**WHAT THE TASK ASKS**.
Render every entry exactly as it appears.

[Records that describe figures]
§
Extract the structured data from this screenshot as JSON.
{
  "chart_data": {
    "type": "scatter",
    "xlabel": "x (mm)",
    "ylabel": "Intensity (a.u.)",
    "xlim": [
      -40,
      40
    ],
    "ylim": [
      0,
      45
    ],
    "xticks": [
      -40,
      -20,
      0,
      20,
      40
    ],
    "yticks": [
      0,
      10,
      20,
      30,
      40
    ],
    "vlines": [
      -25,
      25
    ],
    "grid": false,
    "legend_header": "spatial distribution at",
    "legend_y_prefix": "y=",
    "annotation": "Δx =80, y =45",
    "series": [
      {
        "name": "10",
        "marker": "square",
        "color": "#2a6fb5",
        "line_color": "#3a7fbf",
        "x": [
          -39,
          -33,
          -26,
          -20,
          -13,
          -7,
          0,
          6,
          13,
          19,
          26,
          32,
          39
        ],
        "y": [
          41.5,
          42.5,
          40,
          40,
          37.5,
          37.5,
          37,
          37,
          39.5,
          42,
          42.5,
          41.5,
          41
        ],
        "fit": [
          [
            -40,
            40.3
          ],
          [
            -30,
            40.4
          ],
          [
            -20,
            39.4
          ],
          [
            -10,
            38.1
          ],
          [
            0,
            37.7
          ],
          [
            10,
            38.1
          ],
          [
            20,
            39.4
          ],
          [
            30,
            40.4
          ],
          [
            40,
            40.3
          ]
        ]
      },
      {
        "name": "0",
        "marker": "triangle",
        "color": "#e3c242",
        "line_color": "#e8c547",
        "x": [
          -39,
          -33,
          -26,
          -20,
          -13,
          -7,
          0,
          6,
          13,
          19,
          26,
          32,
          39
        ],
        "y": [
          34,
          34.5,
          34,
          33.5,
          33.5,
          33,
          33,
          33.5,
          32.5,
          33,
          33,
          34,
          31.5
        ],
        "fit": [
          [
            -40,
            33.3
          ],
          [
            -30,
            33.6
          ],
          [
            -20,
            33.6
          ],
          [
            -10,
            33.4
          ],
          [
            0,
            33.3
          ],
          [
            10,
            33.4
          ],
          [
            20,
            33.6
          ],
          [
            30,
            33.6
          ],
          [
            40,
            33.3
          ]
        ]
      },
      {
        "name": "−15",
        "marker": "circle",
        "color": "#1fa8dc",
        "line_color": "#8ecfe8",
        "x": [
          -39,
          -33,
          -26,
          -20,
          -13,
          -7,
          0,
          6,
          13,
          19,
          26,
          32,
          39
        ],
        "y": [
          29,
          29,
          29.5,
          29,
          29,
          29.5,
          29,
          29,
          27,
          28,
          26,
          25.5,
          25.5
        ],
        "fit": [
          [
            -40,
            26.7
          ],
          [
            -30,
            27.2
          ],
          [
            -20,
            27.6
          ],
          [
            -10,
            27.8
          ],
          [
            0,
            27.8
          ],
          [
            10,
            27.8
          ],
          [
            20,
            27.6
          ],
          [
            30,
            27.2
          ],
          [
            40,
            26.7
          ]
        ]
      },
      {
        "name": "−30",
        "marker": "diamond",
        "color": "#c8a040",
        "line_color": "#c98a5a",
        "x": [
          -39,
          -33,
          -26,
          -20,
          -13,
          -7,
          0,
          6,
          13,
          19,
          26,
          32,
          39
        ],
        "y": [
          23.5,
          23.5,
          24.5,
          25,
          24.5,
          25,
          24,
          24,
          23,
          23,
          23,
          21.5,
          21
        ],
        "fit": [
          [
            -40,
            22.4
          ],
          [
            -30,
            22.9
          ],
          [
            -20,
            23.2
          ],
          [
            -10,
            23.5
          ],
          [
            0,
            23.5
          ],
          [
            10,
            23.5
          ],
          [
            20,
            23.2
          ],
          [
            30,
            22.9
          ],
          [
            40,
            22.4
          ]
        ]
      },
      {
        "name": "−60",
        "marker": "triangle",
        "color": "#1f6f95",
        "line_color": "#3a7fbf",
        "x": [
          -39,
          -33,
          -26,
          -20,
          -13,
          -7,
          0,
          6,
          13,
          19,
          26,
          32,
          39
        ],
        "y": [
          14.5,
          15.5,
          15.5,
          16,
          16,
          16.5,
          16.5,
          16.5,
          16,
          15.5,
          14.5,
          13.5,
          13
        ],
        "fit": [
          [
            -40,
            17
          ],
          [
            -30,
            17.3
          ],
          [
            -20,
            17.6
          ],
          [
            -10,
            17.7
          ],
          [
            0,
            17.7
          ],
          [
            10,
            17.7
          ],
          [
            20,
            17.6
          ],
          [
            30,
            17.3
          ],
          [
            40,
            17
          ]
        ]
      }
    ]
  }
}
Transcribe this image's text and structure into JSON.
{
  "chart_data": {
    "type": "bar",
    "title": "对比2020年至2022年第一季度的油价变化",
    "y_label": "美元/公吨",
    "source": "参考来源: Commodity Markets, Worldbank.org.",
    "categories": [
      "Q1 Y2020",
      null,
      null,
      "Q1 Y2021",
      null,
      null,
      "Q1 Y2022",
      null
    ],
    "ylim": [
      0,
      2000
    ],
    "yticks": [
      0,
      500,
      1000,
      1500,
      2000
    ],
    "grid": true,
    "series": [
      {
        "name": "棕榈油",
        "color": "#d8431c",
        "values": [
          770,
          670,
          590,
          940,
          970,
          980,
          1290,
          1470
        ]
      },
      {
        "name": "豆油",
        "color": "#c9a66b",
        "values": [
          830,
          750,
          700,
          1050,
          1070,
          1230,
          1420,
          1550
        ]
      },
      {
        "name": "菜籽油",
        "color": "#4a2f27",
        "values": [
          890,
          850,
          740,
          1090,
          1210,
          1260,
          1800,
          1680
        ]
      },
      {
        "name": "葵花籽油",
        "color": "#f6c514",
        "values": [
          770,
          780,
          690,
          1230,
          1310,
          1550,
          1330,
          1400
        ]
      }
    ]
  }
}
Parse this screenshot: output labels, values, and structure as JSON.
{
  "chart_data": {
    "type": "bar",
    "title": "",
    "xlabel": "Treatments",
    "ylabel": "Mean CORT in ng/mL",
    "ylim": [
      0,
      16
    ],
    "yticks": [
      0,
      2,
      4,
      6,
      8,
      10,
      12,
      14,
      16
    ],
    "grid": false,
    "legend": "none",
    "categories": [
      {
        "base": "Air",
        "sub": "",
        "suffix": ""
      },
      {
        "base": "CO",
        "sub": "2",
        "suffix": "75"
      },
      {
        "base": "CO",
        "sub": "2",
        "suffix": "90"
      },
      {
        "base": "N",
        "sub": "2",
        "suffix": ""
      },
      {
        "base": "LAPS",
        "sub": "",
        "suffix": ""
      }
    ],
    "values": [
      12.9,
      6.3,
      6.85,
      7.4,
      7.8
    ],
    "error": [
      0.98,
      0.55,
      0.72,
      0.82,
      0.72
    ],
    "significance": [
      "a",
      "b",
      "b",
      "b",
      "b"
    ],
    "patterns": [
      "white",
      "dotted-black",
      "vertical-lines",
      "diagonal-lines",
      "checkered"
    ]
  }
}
§
**COMPLETED EXERCISE**.
Extract the structured data from this screenshot as JSON.
{
  "chart_data": {
    "type": "scatter",
    "xlabel": "x (mm)",
    "ylabel": "Intensity (a.u.)",
    "xlim": [
      -40,
      40
    ],
    "ylim": [
      0,
      45
    ],
    "xticks": [
      -40,
      -20,
      0,
      20,
      40
    ],
    "yticks": [
      0,
      10,
      20,
      30,
      40
    ],
    "vlines": [
      -25,
      25
    ],
    "grid": false,
    "legend_header": "spatial distribution at",
    "legend_y_prefix": "y=",
    "annotation": "Δx =80, y =45",
    "series": [
      {
        "name": "10",
        "marker": "square",
        "color": "#2a6fb5",
        "line_color": "#3a7fbf",
        "x": [
          -39,
          -33,
          -26,
          -20,
          -13,
          -7,
          0,
          6,
          13,
          19,
          26,
          32,
          39
        ],
        "y": [
          41.5,
          42.5,
          40,
          40,
          37.5,
          37.5,
          37,
          37,
          39.5,
          42,
          42.5,
          41.5,
          41
        ],
        "fit": [
          [
            -40,
            40.3
          ],
          [
            -30,
            40.4
          ],
          [
            -20,
            39.4
          ],
          [
            -10,
            38.1
          ],
          [
            0,
            37.7
          ],
          [
            10,
            38.1
          ],
          [
            20,
            39.4
          ],
          [
            30,
            40.4
          ],
          [
            40,
            40.3
          ]
        ]
      },
      {
        "name": "0",
        "marker": "triangle",
        "color": "#e3c242",
        "line_color": "#e8c547",
        "x": [
          -39,
          -33,
          -26,
          -20,
          -13,
          -7,
          0,
          6,
          13,
          19,
          26,
          32,
          39
        ],
        "y": [
          34,
          34.5,
          34,
          33.5,
          33.5,
          33,
          33,
          33.5,
          32.5,
          33,
          33,
          34,
          31.5
        ],
        "fit": [
          [
            -40,
            33.3
          ],
          [
            -30,
            33.6
          ],
          [
            -20,
            33.6
          ],
          [
            -10,
            33.4
          ],
          [
            0,
            33.3
          ],
          [
            10,
            33.4
          ],
          [
            20,
            33.6
          ],
          [
            30,
            33.6
          ],
          [
            40,
            33.3
          ]
        ]
      },
      {
        "name": "−15",
        "marker": "circle",
        "color": "#1fa8dc",
        "line_color": "#8ecfe8",
        "x": [
          -39,
          -33,
          -26,
          -20,
          -13,
          -7,
          0,
          6,
          13,
          19,
          26,
          32,
          39
        ],
        "y": [
          29,
          29,
          29.5,
          29,
          29,
          29.5,
          29,
          29,
          27,
          28,
          26,
          25.5,
          25.5
        ],
        "fit": [
          [
            -40,
            26.7
          ],
          [
            -30,
            27.2
          ],
          [
            -20,
            27.6
          ],
          [
            -10,
            27.8
          ],
          [
            0,
            27.8
          ],
          [
            10,
            27.8
          ],
          [
            20,
            27.6
          ],
          [
            30,
            27.2
          ],
          [
            40,
            26.7
          ]
        ]
      },
      {
        "name": "−30",
        "marker": "diamond",
        "color": "#c8a040",
        "line_color": "#c98a5a",
        "x": [
          -39,
          -33,
          -26,
          -20,
          -13,
          -7,
          0,
          6,
          13,
          19,
          26,
          32,
          39
        ],
        "y": [
          23.5,
          23.5,
          24.5,
          25,
          24.5,
          25,
          24,
          24,
          23,
          23,
          23,
          21.5,
          21
        ],
        "fit": [
          [
            -40,
            22.4
          ],
          [
            -30,
            22.9
          ],
          [
            -20,
            23.2
          ],
          [
            -10,
            23.5
          ],
          [
            0,
            23.5
          ],
          [
            10,
            23.5
          ],
          [
            20,
            23.2
          ],
          [
            30,
            22.9
          ],
          [
            40,
            22.4
          ]
        ]
      },
      {
        "name": "−60",
        "marker": "triangle",
        "color": "#1f6f95",
        "line_color": "#3a7fbf",
        "x": [
          -39,
          -33,
          -26,
          -20,
          -13,
          -7,
          0,
          6,
          13,
          19,
          26,
          32,
          39
        ],
        "y": [
          14.5,
          15.5,
          15.5,
          16,
          16,
          16.5,
          16.5,
          16.5,
          16,
          15.5,
          14.5,
          13.5,
          13
        ],
        "fit": [
          [
            -40,
            17
          ],
          [
            -30,
            17.3
          ],
          [
            -20,
            17.6
          ],
          [
            -10,
            17.7
          ],
          [
            0,
            17.7
          ],
          [
            10,
            17.7
          ],
          [
            20,
            17.6
          ],
          [
            30,
            17.3
          ],
          [
            40,
            17
          ]
        ]
      }
    ]
  }
}
Transcribe this image's text and structure into JSON.
{
  "chart_data": {
    "type": "bar",
    "title": "对比2020年至2022年第一季度的油价变化",
    "y_label": "美元/公吨",
    "source": "参考来源: Commodity Markets, Worldbank.org.",
    "categories": [
      "Q1 Y2020",
      null,
      null,
      "Q1 Y2021",
      null,
      null,
      "Q1 Y2022",
      null
    ],
    "ylim": [
      0,
      2000
    ],
    "yticks": [
      0,
      500,
      1000,
      1500,
      2000
    ],
    "grid": true,
    "series": [
      {
        "name": "棕榈油",
        "color": "#d8431c",
        "values": [
          770,
          670,
          590,
          940,
          970,
          980,
          1290,
          1470
        ]
      },
      {
        "name": "豆油",
        "color": "#c9a66b",
        "values": [
          830,
          750,
          700,
          1050,
          1070,
          1230,
          1420,
          1550
        ]
      },
      {
        "name": "菜籽油",
        "color": "#4a2f27",
        "values": [
          890,
          850,
          740,
          1090,
          1210,
          1260,
          1800,
          1680
        ]
      },
      {
        "name": "葵花籽油",
        "color": "#f6c514",
        "values": [
          770,
          780,
          690,
          1230,
          1310,
          1550,
          1330,
          1400
        ]
      }
    ]
  }
}
Parse this screenshot: output labels, values, and structure as JSON.
{
  "chart_data": {
    "type": "bar",
    "title": "",
    "xlabel": "Treatments",
    "ylabel": "Mean CORT in ng/mL",
    "ylim": [
      0,
      16
    ],
    "yticks": [
      0,
      2,
      4,
      6,
      8,
      10,
      12,
      14,
      16
    ],
    "grid": false,
    "legend": "none",
    "categories": [
      {
        "base": "Air",
        "sub": "",
        "suffix": ""
      },
      {
        "base": "CO",
        "sub": "2",
        "suffix": "75"
      },
      {
        "base": "CO",
        "sub": "2",
        "suffix": "90"
      },
      {
        "base": "N",
        "sub": "2",
        "suffix": ""
      },
      {
        "base": "LAPS",
        "sub": "",
        "suffix": ""
      }
    ],
    "values": [
      12.9,
      6.3,
      6.85,
      7.4,
      7.8
    ],
    "error": [
      0.98,
      0.55,
      0.72,
      0.82,
      0.72
    ],
    "significance": [
      "a",
      "b",
      "b",
      "b",
      "b"
    ],
    "patterns": [
      "white",
      "dotted-black",
      "vertical-lines",
      "diagonal-lines",
      "checkered"
    ]
  }
}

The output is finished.